----- DATA LINES -----

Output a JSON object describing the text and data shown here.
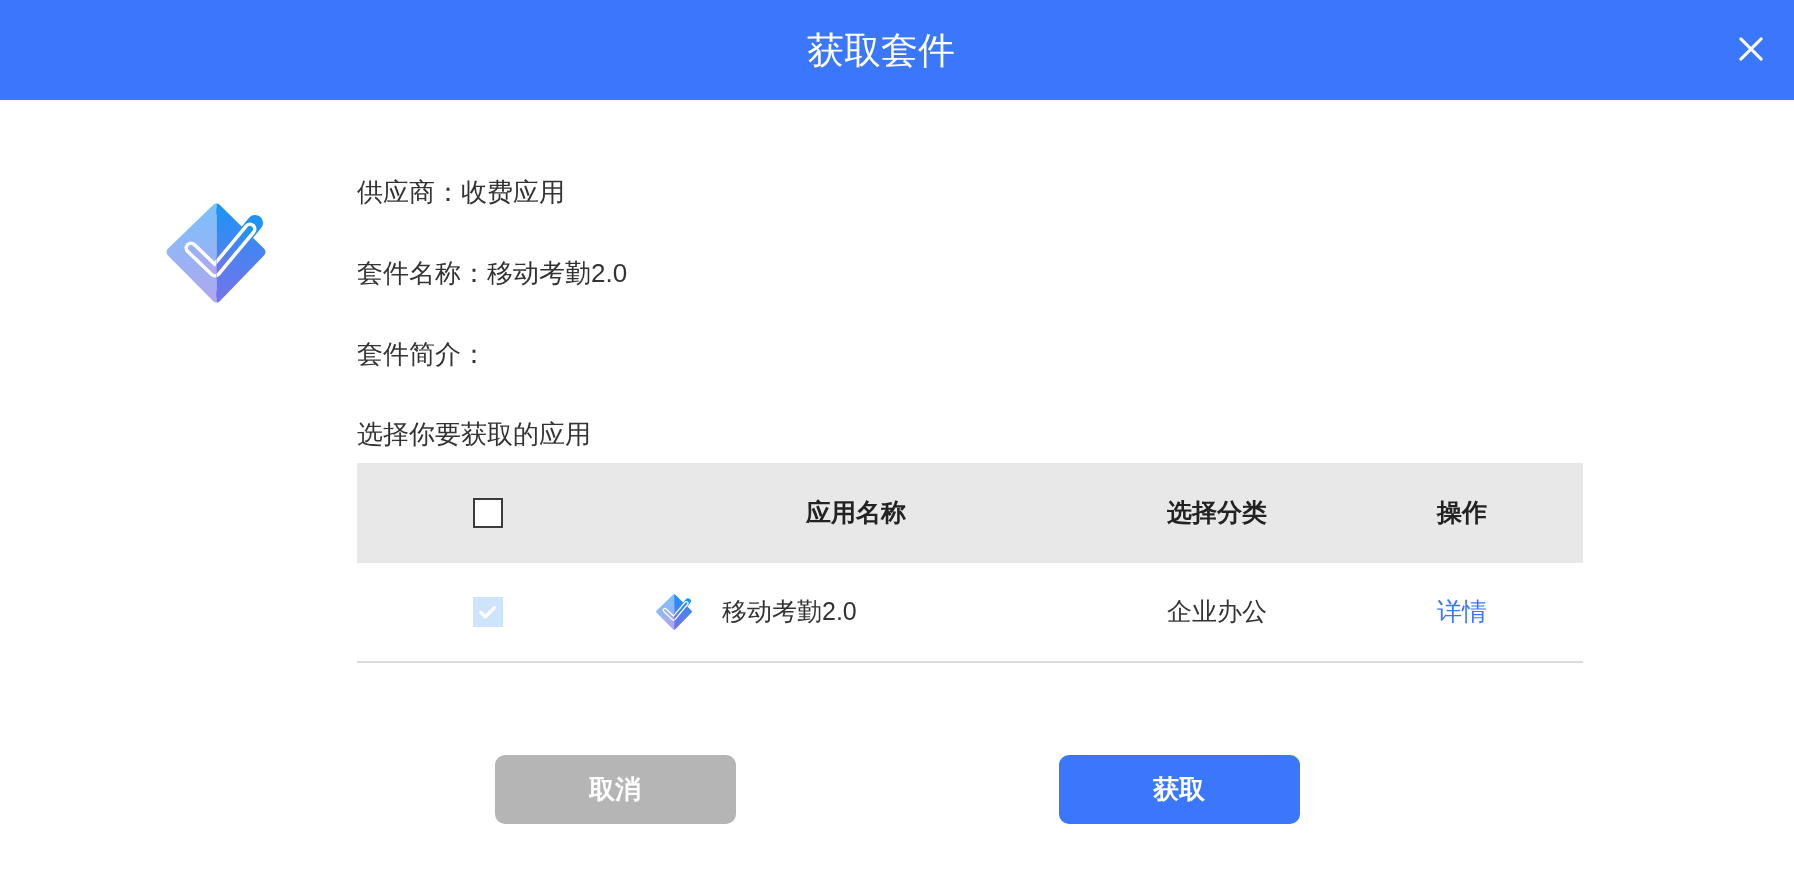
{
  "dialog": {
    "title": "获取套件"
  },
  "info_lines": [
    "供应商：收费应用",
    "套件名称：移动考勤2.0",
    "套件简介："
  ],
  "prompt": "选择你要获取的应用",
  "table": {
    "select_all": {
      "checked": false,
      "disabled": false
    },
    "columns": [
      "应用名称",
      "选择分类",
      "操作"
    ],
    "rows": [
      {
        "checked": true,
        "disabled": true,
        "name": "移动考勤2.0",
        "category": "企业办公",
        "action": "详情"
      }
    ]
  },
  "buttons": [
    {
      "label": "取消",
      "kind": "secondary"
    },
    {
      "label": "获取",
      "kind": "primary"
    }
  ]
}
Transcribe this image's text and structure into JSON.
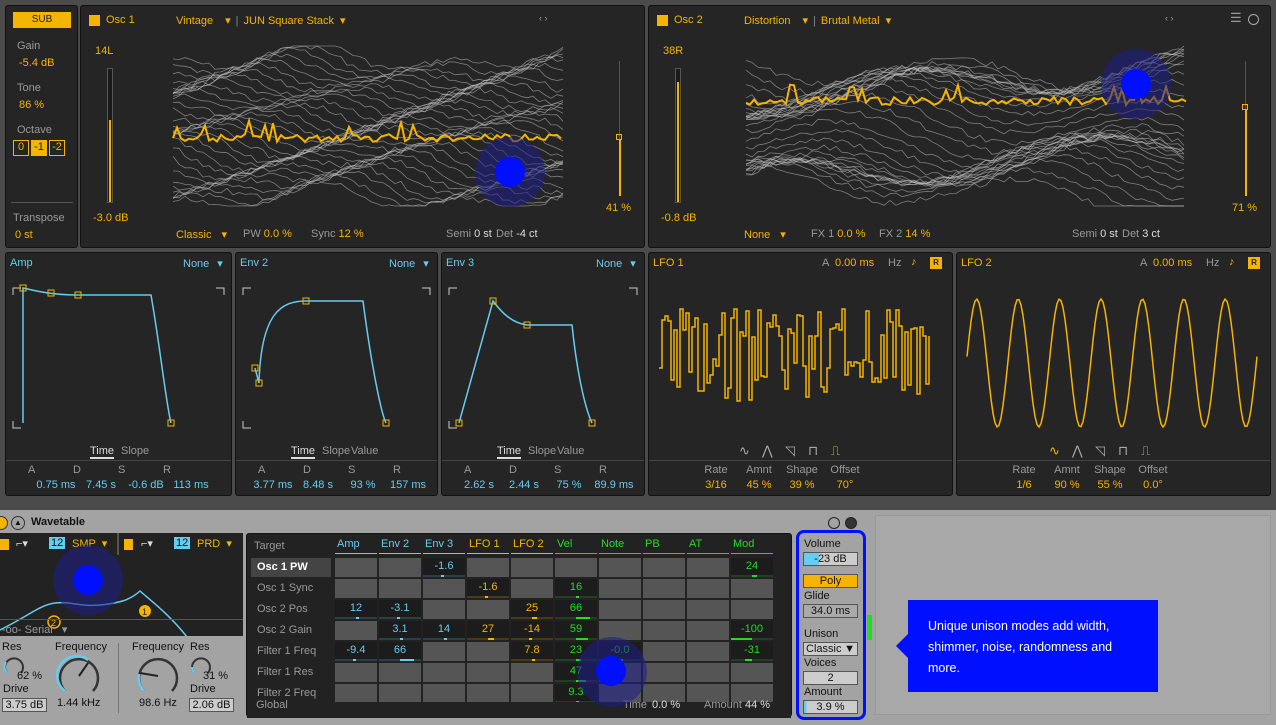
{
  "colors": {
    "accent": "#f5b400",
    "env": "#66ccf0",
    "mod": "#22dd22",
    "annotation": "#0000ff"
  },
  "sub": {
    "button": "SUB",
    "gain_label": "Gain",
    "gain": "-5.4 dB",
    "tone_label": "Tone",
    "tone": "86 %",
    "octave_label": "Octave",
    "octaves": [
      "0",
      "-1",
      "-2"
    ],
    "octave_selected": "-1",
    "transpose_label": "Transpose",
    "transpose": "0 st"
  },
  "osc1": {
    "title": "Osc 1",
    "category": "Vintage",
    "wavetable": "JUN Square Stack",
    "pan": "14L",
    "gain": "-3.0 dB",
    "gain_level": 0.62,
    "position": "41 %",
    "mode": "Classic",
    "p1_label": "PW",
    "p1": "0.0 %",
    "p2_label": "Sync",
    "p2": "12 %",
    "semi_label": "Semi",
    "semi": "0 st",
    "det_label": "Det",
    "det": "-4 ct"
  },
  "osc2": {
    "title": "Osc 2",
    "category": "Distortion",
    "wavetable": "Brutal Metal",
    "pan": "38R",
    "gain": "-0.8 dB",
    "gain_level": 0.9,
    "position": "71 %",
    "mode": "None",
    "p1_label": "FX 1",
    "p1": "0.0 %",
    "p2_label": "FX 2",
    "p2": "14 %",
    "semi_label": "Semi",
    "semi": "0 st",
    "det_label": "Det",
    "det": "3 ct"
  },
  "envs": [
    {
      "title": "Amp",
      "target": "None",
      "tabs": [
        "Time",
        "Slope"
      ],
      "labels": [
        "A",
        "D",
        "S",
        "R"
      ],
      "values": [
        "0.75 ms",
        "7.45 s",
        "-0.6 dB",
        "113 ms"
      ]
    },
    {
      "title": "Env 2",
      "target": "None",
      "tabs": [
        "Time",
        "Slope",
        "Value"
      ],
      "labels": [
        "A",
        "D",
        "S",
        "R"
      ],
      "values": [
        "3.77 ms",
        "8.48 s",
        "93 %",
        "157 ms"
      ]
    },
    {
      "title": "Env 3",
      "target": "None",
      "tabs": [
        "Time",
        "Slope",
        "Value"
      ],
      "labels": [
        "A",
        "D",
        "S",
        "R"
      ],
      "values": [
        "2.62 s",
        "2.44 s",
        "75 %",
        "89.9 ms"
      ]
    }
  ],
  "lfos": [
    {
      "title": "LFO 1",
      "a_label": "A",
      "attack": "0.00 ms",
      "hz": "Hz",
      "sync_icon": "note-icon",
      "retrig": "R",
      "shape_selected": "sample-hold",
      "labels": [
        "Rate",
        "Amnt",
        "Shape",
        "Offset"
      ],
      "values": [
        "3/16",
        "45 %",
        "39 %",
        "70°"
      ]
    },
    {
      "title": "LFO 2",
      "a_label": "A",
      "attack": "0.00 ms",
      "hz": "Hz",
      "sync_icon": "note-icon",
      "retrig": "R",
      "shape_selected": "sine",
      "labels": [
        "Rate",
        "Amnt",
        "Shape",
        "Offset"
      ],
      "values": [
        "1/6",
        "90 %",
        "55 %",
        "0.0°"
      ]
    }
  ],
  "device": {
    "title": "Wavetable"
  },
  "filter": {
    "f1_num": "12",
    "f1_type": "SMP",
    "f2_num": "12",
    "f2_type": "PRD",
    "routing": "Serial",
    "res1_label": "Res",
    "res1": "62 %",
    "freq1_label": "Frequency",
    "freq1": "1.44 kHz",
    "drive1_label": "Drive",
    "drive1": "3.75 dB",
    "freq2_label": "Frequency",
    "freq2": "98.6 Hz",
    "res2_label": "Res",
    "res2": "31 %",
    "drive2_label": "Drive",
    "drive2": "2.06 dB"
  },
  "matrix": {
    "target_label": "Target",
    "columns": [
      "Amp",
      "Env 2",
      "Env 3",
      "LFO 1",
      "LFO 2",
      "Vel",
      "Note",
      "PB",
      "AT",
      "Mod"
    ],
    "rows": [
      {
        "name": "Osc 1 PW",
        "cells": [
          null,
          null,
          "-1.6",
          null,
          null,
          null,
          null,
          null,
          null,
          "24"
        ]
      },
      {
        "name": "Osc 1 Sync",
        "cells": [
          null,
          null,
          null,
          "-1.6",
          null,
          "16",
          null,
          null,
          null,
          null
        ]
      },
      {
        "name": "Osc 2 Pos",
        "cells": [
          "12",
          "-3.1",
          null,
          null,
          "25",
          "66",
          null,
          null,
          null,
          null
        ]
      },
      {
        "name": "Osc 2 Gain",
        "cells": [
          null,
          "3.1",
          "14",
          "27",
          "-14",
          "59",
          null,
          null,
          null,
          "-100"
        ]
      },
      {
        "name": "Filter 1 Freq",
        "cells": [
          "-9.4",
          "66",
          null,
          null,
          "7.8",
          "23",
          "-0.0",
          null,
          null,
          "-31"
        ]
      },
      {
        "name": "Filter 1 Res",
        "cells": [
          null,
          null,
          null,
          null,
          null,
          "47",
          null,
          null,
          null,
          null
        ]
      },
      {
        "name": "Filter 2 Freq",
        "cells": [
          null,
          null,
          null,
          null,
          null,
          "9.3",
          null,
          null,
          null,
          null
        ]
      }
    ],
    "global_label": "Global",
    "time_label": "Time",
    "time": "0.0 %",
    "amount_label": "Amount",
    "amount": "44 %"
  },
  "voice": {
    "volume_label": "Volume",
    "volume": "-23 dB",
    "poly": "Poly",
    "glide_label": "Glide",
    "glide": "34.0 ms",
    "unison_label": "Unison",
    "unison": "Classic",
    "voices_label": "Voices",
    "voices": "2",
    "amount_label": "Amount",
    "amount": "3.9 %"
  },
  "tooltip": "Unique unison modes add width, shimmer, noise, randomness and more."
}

-----

### BRIEF
Reproduce the listing exactly. Leave its pictures out.

### PROBLEM SOLUTION
Output a JSON object describing the text and data shown here.
{
  "dialog": {
    "title": "获取套件"
  },
  "info_lines": [
    "供应商：收费应用",
    "套件名称：移动考勤2.0",
    "套件简介："
  ],
  "prompt": "选择你要获取的应用",
  "table": {
    "select_all": {
      "checked": false,
      "disabled": false
    },
    "columns": [
      "应用名称",
      "选择分类",
      "操作"
    ],
    "rows": [
      {
        "checked": true,
        "disabled": true,
        "name": "移动考勤2.0",
        "category": "企业办公",
        "action": "详情"
      }
    ]
  },
  "buttons": [
    {
      "label": "取消",
      "kind": "secondary"
    },
    {
      "label": "获取",
      "kind": "primary"
    }
  ]
}
Transcribe this image's text and structure into JSON.
{
  "colors": {
    "accent": "#f5b400",
    "env": "#66ccf0",
    "mod": "#22dd22",
    "annotation": "#0000ff"
  },
  "sub": {
    "button": "SUB",
    "gain_label": "Gain",
    "gain": "-5.4 dB",
    "tone_label": "Tone",
    "tone": "86 %",
    "octave_label": "Octave",
    "octaves": [
      "0",
      "-1",
      "-2"
    ],
    "octave_selected": "-1",
    "transpose_label": "Transpose",
    "transpose": "0 st"
  },
  "osc1": {
    "title": "Osc 1",
    "category": "Vintage",
    "wavetable": "JUN Square Stack",
    "pan": "14L",
    "gain": "-3.0 dB",
    "gain_level": 0.62,
    "position": "41 %",
    "mode": "Classic",
    "p1_label": "PW",
    "p1": "0.0 %",
    "p2_label": "Sync",
    "p2": "12 %",
    "semi_label": "Semi",
    "semi": "0 st",
    "det_label": "Det",
    "det": "-4 ct"
  },
  "osc2": {
    "title": "Osc 2",
    "category": "Distortion",
    "wavetable": "Brutal Metal",
    "pan": "38R",
    "gain": "-0.8 dB",
    "gain_level": 0.9,
    "position": "71 %",
    "mode": "None",
    "p1_label": "FX 1",
    "p1": "0.0 %",
    "p2_label": "FX 2",
    "p2": "14 %",
    "semi_label": "Semi",
    "semi": "0 st",
    "det_label": "Det",
    "det": "3 ct"
  },
  "envs": [
    {
      "title": "Amp",
      "target": "None",
      "tabs": [
        "Time",
        "Slope"
      ],
      "labels": [
        "A",
        "D",
        "S",
        "R"
      ],
      "values": [
        "0.75 ms",
        "7.45 s",
        "-0.6 dB",
        "113 ms"
      ]
    },
    {
      "title": "Env 2",
      "target": "None",
      "tabs": [
        "Time",
        "Slope",
        "Value"
      ],
      "labels": [
        "A",
        "D",
        "S",
        "R"
      ],
      "values": [
        "3.77 ms",
        "8.48 s",
        "93 %",
        "157 ms"
      ]
    },
    {
      "title": "Env 3",
      "target": "None",
      "tabs": [
        "Time",
        "Slope",
        "Value"
      ],
      "labels": [
        "A",
        "D",
        "S",
        "R"
      ],
      "values": [
        "2.62 s",
        "2.44 s",
        "75 %",
        "89.9 ms"
      ]
    }
  ],
  "lfos": [
    {
      "title": "LFO 1",
      "a_label": "A",
      "attack": "0.00 ms",
      "hz": "Hz",
      "sync_icon": "note-icon",
      "retrig": "R",
      "shape_selected": "sample-hold",
      "labels": [
        "Rate",
        "Amnt",
        "Shape",
        "Offset"
      ],
      "values": [
        "3/16",
        "45 %",
        "39 %",
        "70°"
      ]
    },
    {
      "title": "LFO 2",
      "a_label": "A",
      "attack": "0.00 ms",
      "hz": "Hz",
      "sync_icon": "note-icon",
      "retrig": "R",
      "shape_selected": "sine",
      "labels": [
        "Rate",
        "Amnt",
        "Shape",
        "Offset"
      ],
      "values": [
        "1/6",
        "90 %",
        "55 %",
        "0.0°"
      ]
    }
  ],
  "device": {
    "title": "Wavetable"
  },
  "filter": {
    "f1_num": "12",
    "f1_type": "SMP",
    "f2_num": "12",
    "f2_type": "PRD",
    "routing": "Serial",
    "res1_label": "Res",
    "res1": "62 %",
    "freq1_label": "Frequency",
    "freq1": "1.44 kHz",
    "drive1_label": "Drive",
    "drive1": "3.75 dB",
    "freq2_label": "Frequency",
    "freq2": "98.6 Hz",
    "res2_label": "Res",
    "res2": "31 %",
    "drive2_label": "Drive",
    "drive2": "2.06 dB"
  },
  "matrix": {
    "target_label": "Target",
    "columns": [
      "Amp",
      "Env 2",
      "Env 3",
      "LFO 1",
      "LFO 2",
      "Vel",
      "Note",
      "PB",
      "AT",
      "Mod"
    ],
    "rows": [
      {
        "name": "Osc 1 PW",
        "cells": [
          null,
          null,
          "-1.6",
          null,
          null,
          null,
          null,
          null,
          null,
          "24"
        ]
      },
      {
        "name": "Osc 1 Sync",
        "cells": [
          null,
          null,
          null,
          "-1.6",
          null,
          "16",
          null,
          null,
          null,
          null
        ]
      },
      {
        "name": "Osc 2 Pos",
        "cells": [
          "12",
          "-3.1",
          null,
          null,
          "25",
          "66",
          null,
          null,
          null,
          null
        ]
      },
      {
        "name": "Osc 2 Gain",
        "cells": [
          null,
          "3.1",
          "14",
          "27",
          "-14",
          "59",
          null,
          null,
          null,
          "-100"
        ]
      },
      {
        "name": "Filter 1 Freq",
        "cells": [
          "-9.4",
          "66",
          null,
          null,
          "7.8",
          "23",
          "-0.0",
          null,
          null,
          "-31"
        ]
      },
      {
        "name": "Filter 1 Res",
        "cells": [
          null,
          null,
          null,
          null,
          null,
          "47",
          null,
          null,
          null,
          null
        ]
      },
      {
        "name": "Filter 2 Freq",
        "cells": [
          null,
          null,
          null,
          null,
          null,
          "9.3",
          null,
          null,
          null,
          null
        ]
      }
    ],
    "global_label": "Global",
    "time_label": "Time",
    "time": "0.0 %",
    "amount_label": "Amount",
    "amount": "44 %"
  },
  "voice": {
    "volume_label": "Volume",
    "volume": "-23 dB",
    "poly": "Poly",
    "glide_label": "Glide",
    "glide": "34.0 ms",
    "unison_label": "Unison",
    "unison": "Classic",
    "voices_label": "Voices",
    "voices": "2",
    "amount_label": "Amount",
    "amount": "3.9 %"
  },
  "tooltip": "Unique unison modes add width, shimmer, noise, randomness and more."
}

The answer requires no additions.